A block of data:
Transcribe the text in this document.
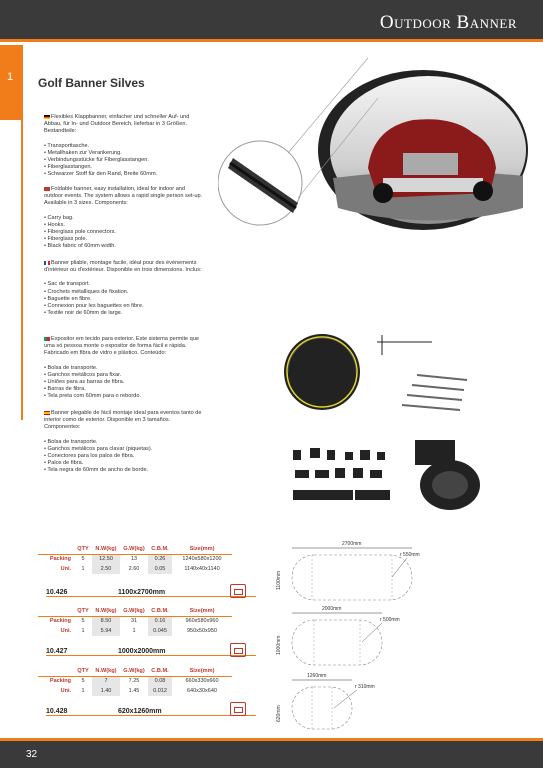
Outdoor Banner
1 Golf Banner Silves

Flexibles Klappbanner, einfacher und schneller Auf- und Abbau, für In- und Outdoor Bereich, lieferbar in 3 Größen. Bestandteile:

• Transporttasche.
• Metallhaken zur Verankerung.
• Verbindungsstücke für Fiberglasstangen.
• Fiberglasstangen.
• Schwarzer Stoff für den Rand, Breite 60mm.

Foldable banner, easy installation, ideal for indoor and outdoor events. The system allows a rapid single person set-up. Available in 3 sizes. Components:

• Carry bag.
• Hooks.
• Fiberglass pole connectors.
• Fiberglass pole.
• Black fabric of 60mm width.

Banner pliable, montage facile, idéal pour des événements d'intérieur ou d'extérieur. Disponible en trois dimensions. Inclus:

• Sac de transport.
• Crochets métalliques de fixation.
• Baguette en fibre.
• Connexion pour les baguettes en fibre.
• Textile noir de 60mm de large.

Expositor em tecido para exterior. Este sistema permite que uma só pessoa monte o expositor de forma fácil e rápida. Fabricado em fibra de vidro e plástico. Conteúdo:

• Bolsa de transporte.
• Ganchos metálicos para fixar.
• Uniões para as barras de fibra.
• Barras de fibra.
• Tela preta com 60mm para o rebordo.

Banner plegable de fácil montaje ideal para eventos tanto de interior como de exterior. Disponible en 3 tamaños. Componentes:

• Bolsa de transporte.
• Ganchos metálicos para clavar (piquetas).
• Conectores para los palos de fibra.
• Palos de fibra.
• Tela negra de 60mm de ancho de borde.
	QTY	N.W(kg)	G.W(kg)	C.B.M.	Size(mm)
Packing	5	12.50	13	0.26	1240x580x1200
Uni.	1	2.50	2.60	0.05	1140x40x1140
10.426	1100x2700mm
	QTY	N.W(kg)	G.W(kg)	C.B.M.	Size(mm)
Packing	5	8.50	31	0.16	960x580x960
Uni.	1	5.94	1	0.045	950x50x950
10.427	1000x2000mm
	QTY	N.W(kg)	G.W(kg)	C.B.M.	Size(mm)
Packing	5	7	7.25	0.08	660x330x660
Uni.	1	1.40	1.45	0.012	640x30x640
10.428	620x1260mm
2700mm
r 550mm
1100mm
2000mm
r 500mm
1000mm
1260mm
r 310mm
620mm
32
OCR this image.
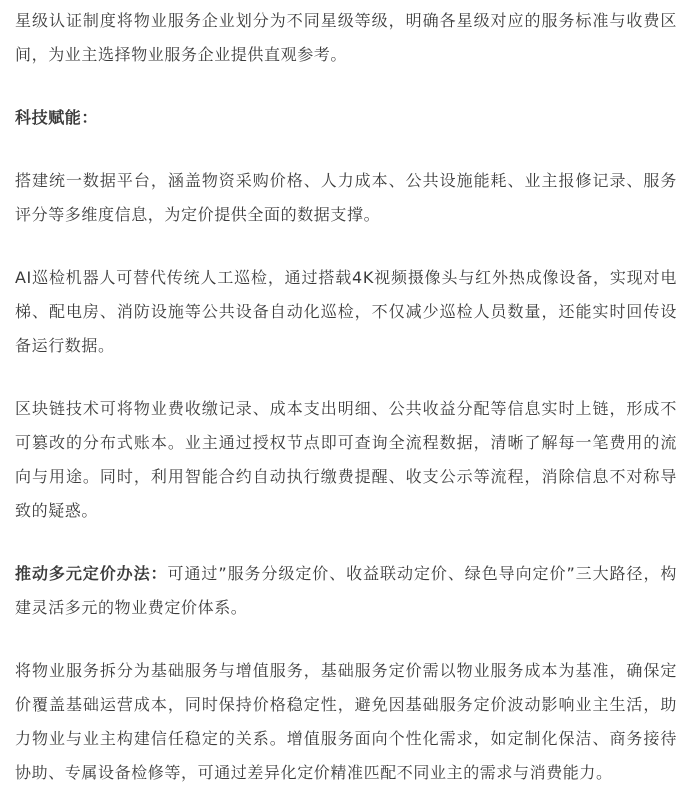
星级认证制度将物业服务企业划分为不同星级等级，明确各星级对应的服务标准与收费区间，为业主选择物业服务企业提供直观参考。

科技赋能：

搭建统一数据平台，涵盖物资采购价格、人力成本、公共设施能耗、业主报修记录、服务评分等多维度信息，为定价提供全面的数据支撑。

AI巡检机器人可替代传统人工巡检，通过搭载4K视频摄像头与红外热成像设备，实现对电梯、配电房、消防设施等公共设备自动化巡检，不仅减少巡检人员数量，还能实时回传设备运行数据。

区块链技术可将物业费收缴记录、成本支出明细、公共收益分配等信息实时上链，形成不可篡改的分布式账本。业主通过授权节点即可查询全流程数据，清晰了解每一笔费用的流向与用途。同时，利用智能合约自动执行缴费提醒、收支公示等流程，消除信息不对称导致的疑惑。

推动多元定价办法：可通过”服务分级定价、收益联动定价、绿色导向定价”三大路径，构建灵活多元的物业费定价体系。

将物业服务拆分为基础服务与增值服务，基础服务定价需以物业服务成本为基准，确保定价覆盖基础运营成本，同时保持价格稳定性，避免因基础服务定价波动影响业主生活，助力物业与业主构建信任稳定的关系。增值服务面向个性化需求，如定制化保洁、商务接待协助、专属设备检修等，可通过差异化定价精准匹配不同业主的需求与消费能力。
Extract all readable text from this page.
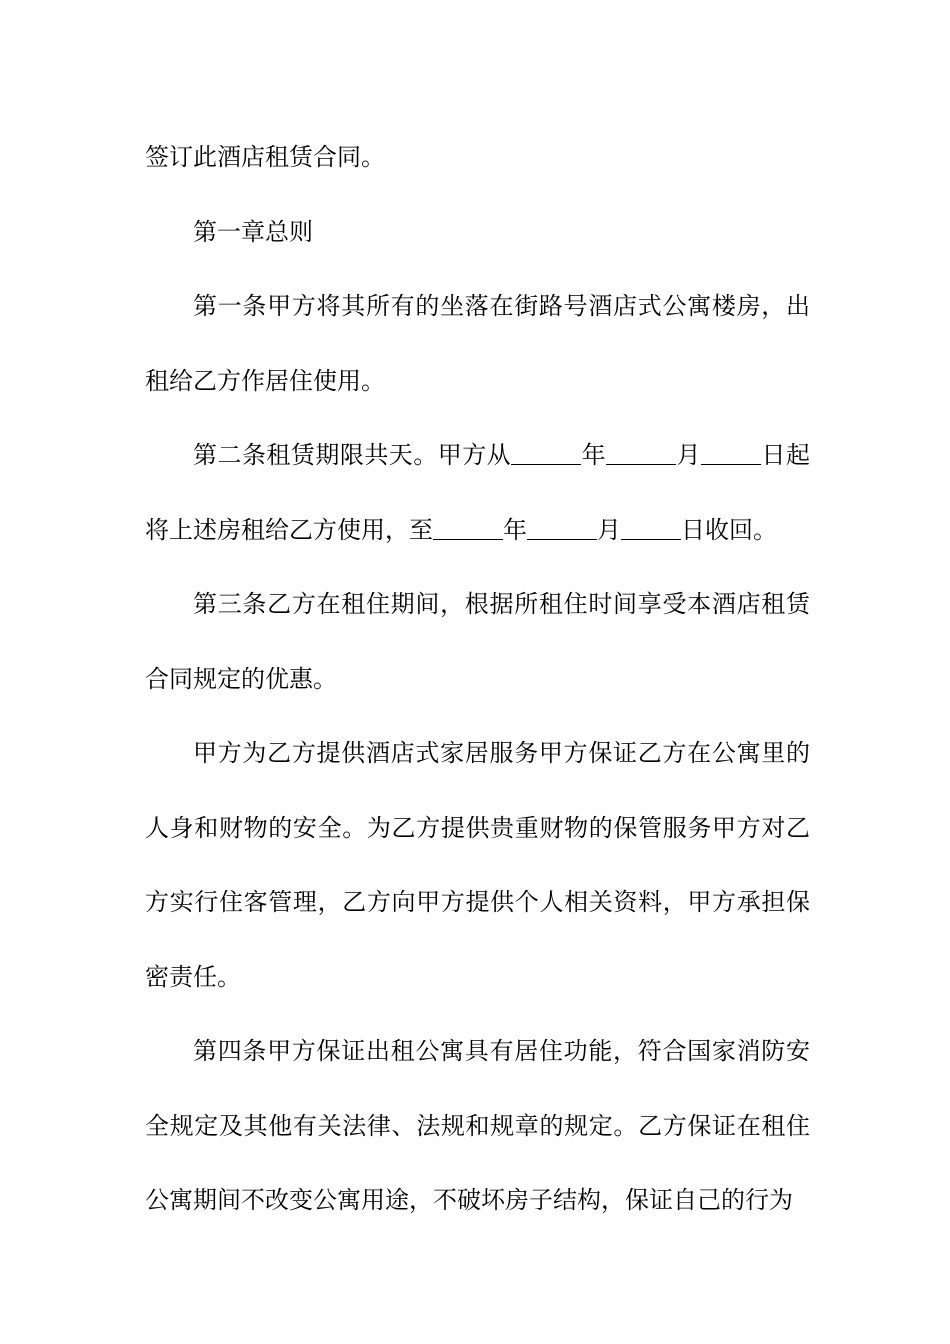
签订此酒店租赁合同。

第一章总则

第一条甲方将其所有的坐落在街路号酒店式公寓楼房，出租给乙方作居住使用。

第二条租赁期限共天。甲方从	年	月	日起将上述房租给乙方使用，至	年	月	日收回。

第三条乙方在租住期间，根据所租住时间享受本酒店租赁合同规定的优惠。

甲方为乙方提供酒店式家居服务甲方保证乙方在公寓里的人身和财物的安全。为乙方提供贵重财物的保管服务甲方对乙方实行住客管理，乙方向甲方提供个人相关资料，甲方承担保密责任。

第四条甲方保证出租公寓具有居住功能，符合国家消防安全规定及其他有关法律、法规和规章的规定。乙方保证在租住公寓期间不改变公寓用途，不破坏房子结构，保证自己的行为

# Short task
In the entries above, find each line with the word "fácil" and show it.

# Correct response
Expositor em tecido para exterior. Este sistema permite que uma só pessoa monte o expositor de forma fácil e rápida. Fabricado em fibra de vidro e plástico. Conteúdo:
Banner plegable de fácil montaje ideal para eventos tanto de interior como de exterior. Disponible en 3 tamaños. Componentes:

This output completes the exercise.